**Your task:**
From the records below, copy every line that contains the word "active".

**Record set:**
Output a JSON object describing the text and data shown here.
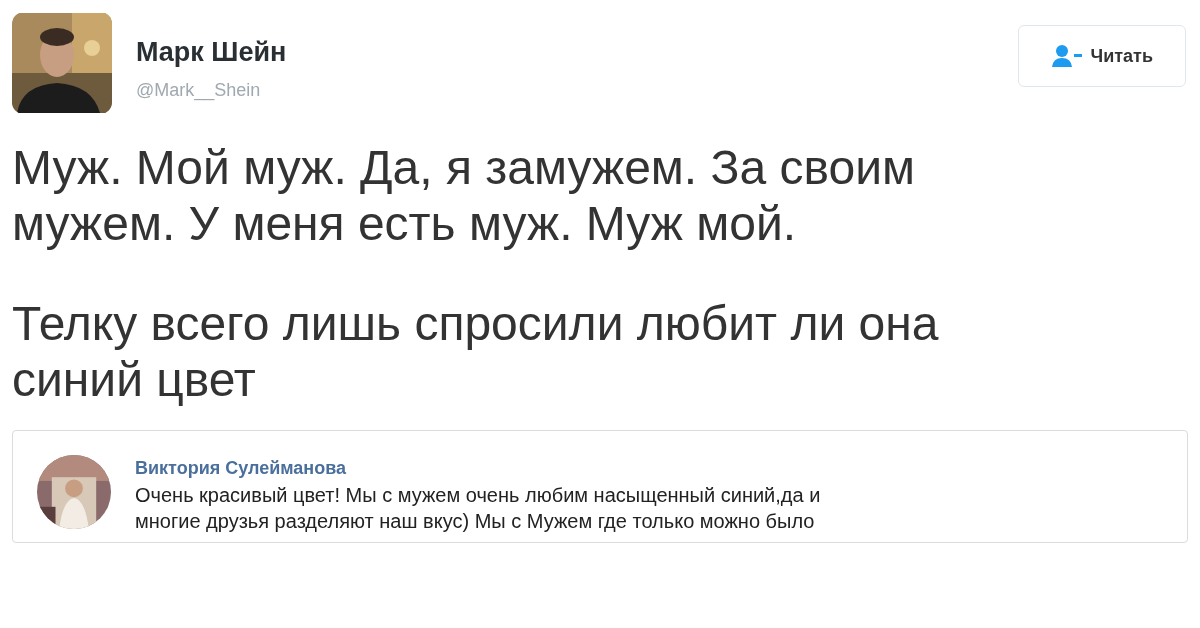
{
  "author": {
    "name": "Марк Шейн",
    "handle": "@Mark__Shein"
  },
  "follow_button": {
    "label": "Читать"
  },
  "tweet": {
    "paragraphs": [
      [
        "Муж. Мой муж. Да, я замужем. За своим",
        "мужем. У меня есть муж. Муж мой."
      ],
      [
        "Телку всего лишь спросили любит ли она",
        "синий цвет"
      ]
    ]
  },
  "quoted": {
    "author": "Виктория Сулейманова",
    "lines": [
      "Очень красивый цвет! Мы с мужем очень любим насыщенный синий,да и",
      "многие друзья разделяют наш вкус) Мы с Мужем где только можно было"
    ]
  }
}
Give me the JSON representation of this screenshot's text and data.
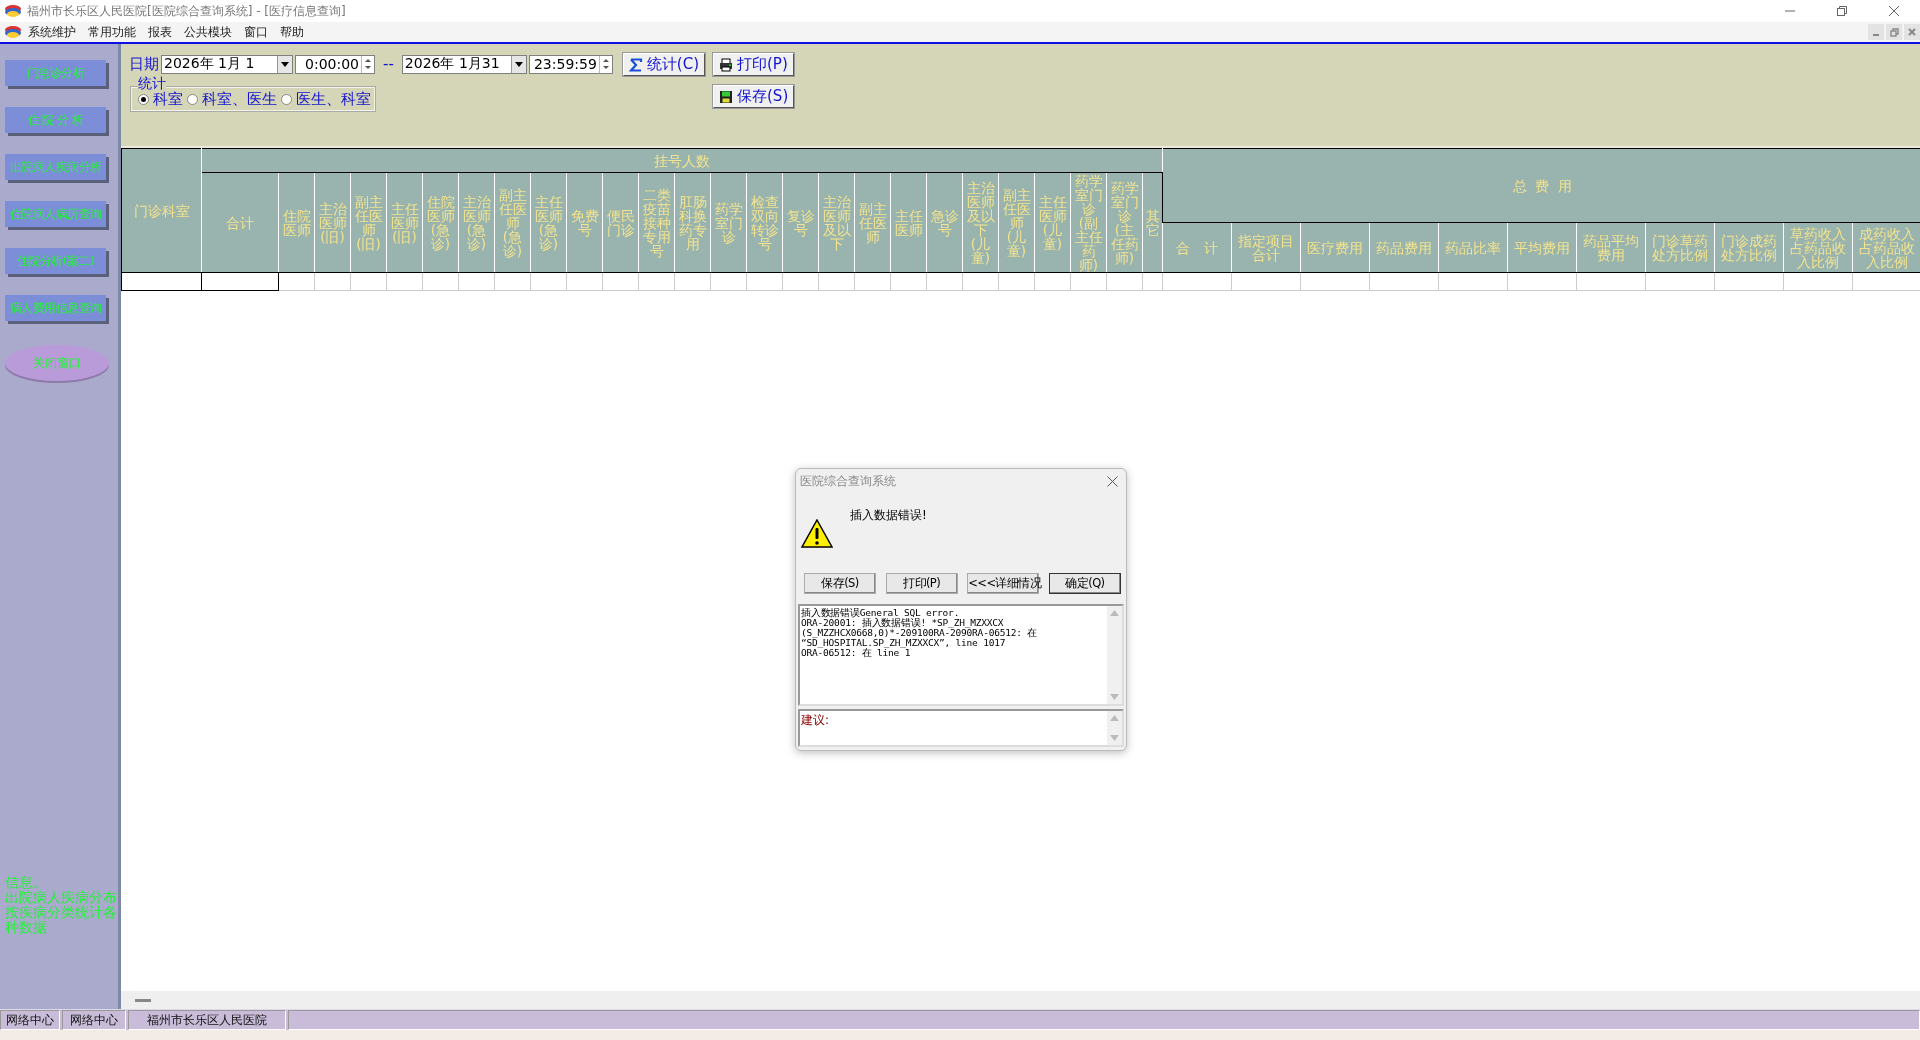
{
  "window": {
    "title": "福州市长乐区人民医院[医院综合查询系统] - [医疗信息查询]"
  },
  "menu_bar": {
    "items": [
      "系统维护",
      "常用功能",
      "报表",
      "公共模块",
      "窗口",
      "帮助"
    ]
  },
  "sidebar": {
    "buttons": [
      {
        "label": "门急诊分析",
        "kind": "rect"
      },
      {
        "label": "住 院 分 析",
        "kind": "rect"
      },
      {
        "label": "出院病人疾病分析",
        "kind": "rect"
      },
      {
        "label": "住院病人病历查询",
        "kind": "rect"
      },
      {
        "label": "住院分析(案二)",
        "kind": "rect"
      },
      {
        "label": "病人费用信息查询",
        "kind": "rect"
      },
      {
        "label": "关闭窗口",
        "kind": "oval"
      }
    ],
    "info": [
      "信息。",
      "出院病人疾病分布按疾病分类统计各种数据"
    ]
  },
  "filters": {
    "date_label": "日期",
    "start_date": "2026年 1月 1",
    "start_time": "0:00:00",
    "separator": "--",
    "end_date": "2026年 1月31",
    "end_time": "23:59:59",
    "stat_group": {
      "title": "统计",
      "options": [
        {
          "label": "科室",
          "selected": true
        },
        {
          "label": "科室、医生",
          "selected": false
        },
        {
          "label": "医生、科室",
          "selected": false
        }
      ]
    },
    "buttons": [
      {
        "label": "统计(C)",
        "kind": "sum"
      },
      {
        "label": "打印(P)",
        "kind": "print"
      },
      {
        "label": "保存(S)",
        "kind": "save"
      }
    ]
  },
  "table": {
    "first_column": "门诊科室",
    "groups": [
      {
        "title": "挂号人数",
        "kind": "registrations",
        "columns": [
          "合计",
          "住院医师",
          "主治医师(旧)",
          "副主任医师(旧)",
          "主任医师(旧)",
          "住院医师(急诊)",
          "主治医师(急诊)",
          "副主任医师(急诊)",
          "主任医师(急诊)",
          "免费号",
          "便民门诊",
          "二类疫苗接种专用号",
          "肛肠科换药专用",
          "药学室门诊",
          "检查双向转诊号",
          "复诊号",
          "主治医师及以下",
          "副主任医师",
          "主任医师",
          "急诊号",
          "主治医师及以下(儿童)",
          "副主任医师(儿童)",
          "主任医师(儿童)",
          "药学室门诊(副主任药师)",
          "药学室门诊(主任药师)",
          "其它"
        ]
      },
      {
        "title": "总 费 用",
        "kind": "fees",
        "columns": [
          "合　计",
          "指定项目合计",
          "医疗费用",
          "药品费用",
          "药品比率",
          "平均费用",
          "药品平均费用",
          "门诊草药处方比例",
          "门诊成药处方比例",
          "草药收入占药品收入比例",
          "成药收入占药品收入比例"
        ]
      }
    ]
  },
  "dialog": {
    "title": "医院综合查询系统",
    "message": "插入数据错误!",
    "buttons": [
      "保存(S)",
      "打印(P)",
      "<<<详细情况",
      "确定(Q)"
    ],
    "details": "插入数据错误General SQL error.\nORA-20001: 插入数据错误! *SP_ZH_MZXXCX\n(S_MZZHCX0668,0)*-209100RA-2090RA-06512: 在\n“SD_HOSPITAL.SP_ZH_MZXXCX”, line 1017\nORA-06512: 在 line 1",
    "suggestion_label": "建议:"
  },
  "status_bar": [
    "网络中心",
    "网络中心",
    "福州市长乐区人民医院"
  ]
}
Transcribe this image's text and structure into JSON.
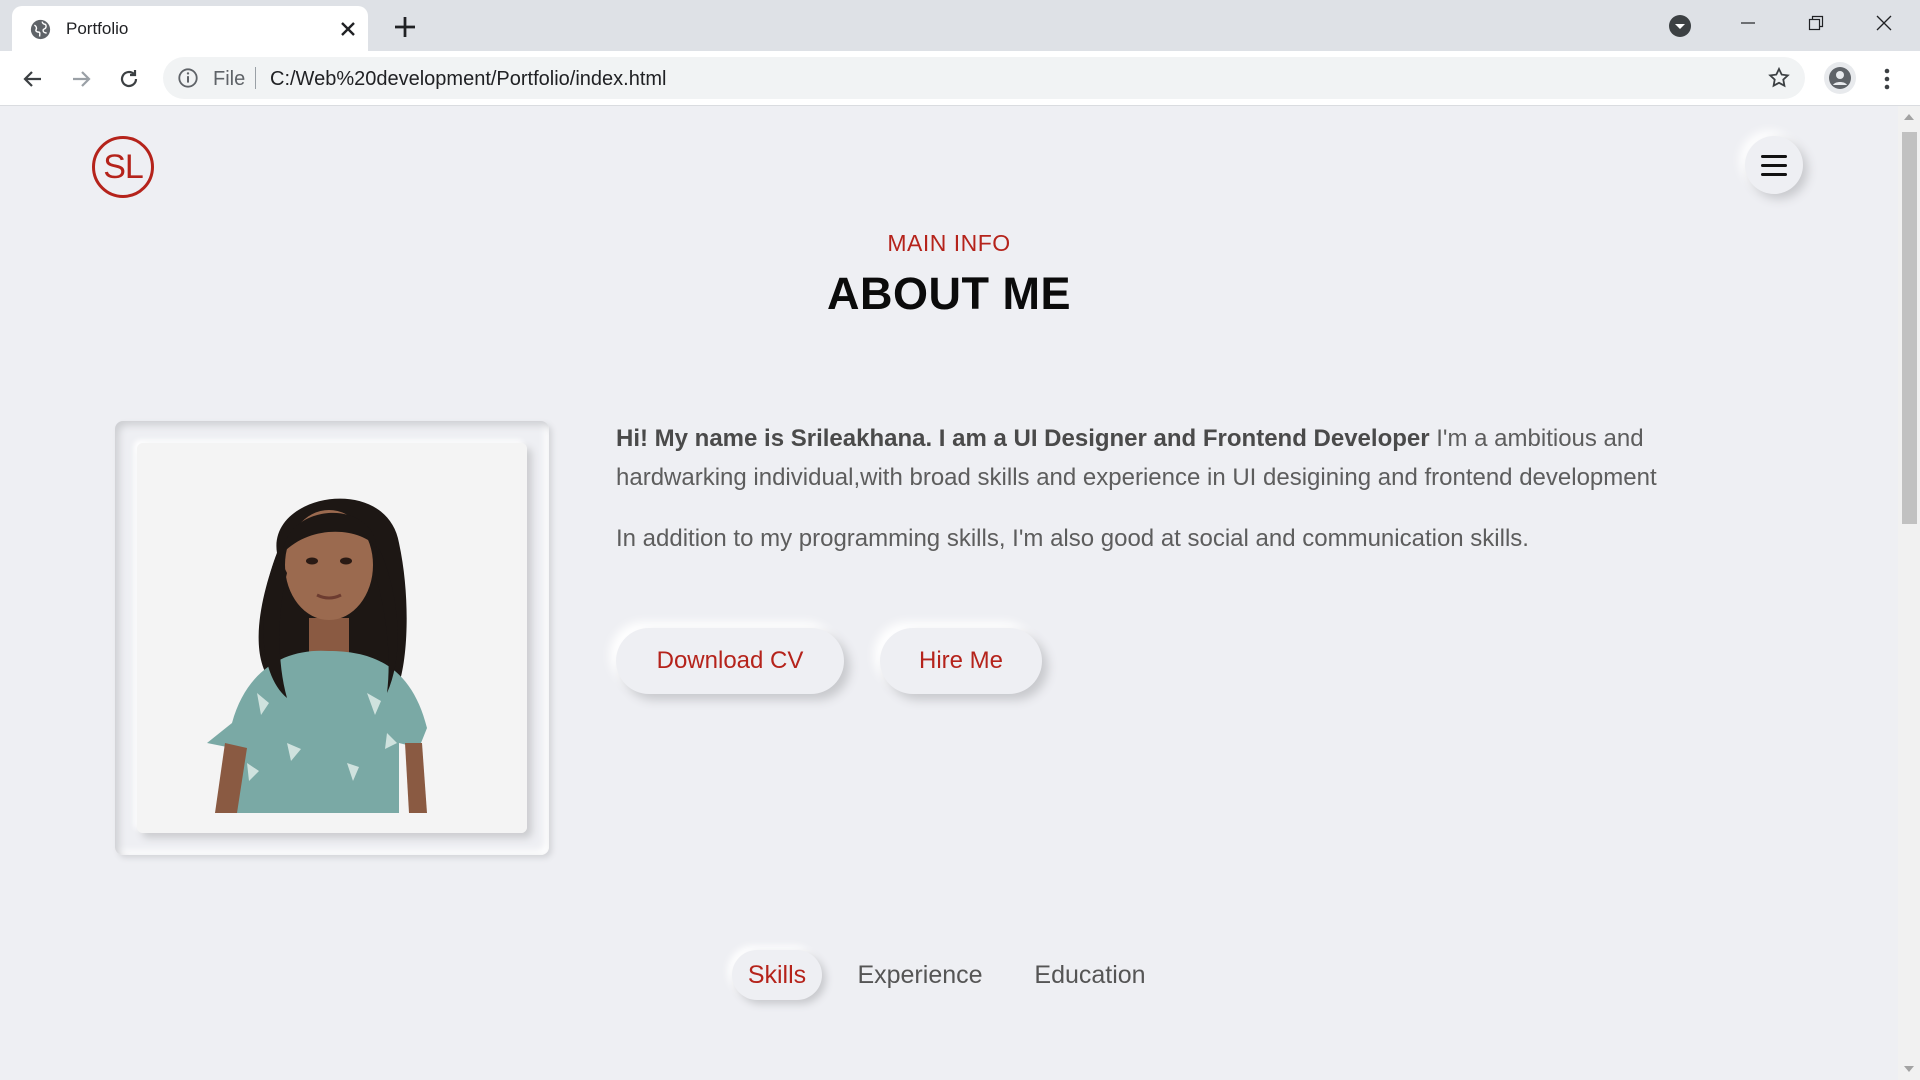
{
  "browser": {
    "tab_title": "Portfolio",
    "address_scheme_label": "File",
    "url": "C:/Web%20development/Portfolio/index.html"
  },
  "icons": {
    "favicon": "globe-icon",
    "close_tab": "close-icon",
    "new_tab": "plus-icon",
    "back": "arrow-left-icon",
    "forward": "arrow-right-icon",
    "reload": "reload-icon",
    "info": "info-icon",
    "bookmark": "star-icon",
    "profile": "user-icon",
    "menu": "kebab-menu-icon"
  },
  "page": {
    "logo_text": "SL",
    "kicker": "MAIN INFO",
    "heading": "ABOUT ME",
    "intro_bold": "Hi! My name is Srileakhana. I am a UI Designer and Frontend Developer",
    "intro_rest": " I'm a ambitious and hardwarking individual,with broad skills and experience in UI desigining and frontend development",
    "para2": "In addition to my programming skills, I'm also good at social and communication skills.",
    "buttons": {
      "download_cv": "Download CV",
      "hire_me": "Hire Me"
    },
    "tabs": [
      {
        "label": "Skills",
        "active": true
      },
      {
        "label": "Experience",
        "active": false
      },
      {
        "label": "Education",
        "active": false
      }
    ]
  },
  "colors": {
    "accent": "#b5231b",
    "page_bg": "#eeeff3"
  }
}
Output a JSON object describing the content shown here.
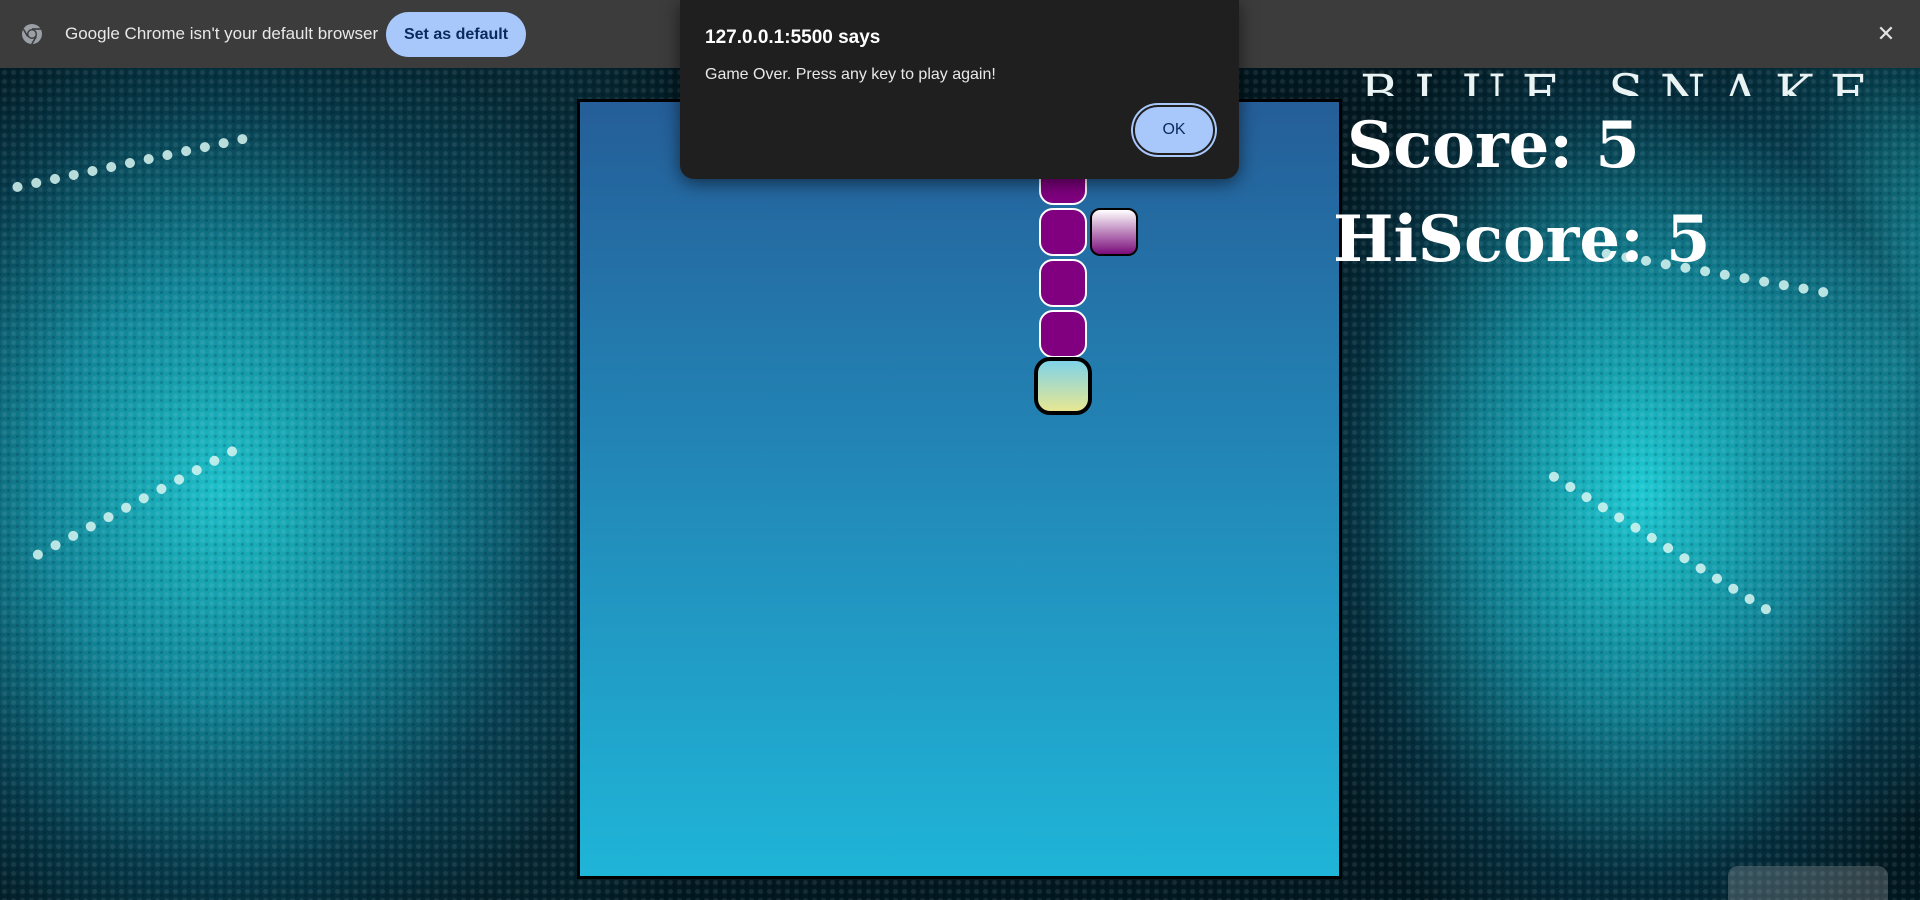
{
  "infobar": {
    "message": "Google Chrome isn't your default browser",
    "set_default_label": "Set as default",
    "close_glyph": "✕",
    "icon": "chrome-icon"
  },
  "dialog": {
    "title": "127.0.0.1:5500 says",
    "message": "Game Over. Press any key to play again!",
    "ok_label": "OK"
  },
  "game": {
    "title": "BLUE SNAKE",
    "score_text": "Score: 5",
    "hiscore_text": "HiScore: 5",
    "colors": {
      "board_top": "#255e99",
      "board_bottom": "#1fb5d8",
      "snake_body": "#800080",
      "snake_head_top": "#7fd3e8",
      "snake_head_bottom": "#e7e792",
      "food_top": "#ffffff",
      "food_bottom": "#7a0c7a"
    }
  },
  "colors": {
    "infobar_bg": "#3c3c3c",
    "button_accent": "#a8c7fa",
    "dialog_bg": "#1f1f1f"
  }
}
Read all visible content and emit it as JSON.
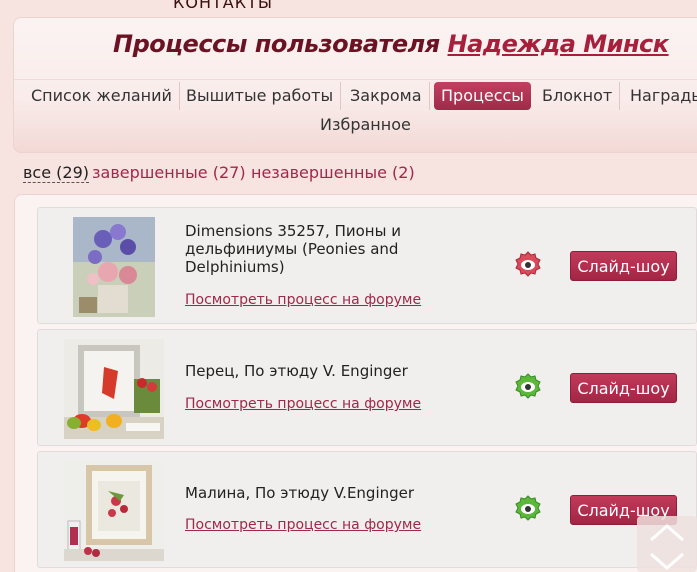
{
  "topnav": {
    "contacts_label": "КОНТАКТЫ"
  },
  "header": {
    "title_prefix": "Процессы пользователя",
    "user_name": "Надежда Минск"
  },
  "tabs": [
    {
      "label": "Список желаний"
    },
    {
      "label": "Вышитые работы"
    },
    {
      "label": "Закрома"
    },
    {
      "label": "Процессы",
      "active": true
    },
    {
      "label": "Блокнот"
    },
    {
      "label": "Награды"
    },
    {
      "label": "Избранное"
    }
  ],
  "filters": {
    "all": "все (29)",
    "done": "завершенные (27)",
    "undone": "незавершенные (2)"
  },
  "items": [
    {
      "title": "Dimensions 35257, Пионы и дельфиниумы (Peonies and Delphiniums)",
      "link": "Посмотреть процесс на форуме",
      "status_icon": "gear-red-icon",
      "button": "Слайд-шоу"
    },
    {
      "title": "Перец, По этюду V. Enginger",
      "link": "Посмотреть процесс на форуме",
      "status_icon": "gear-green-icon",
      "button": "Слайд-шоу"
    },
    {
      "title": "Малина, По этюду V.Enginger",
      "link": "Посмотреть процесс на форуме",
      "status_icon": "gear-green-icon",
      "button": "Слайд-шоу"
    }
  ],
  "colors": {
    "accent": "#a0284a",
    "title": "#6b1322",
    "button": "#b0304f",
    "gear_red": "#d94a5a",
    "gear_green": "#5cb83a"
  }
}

**Solution for this task:**
        "active": true
        "active": false
        "active": false
      "active": true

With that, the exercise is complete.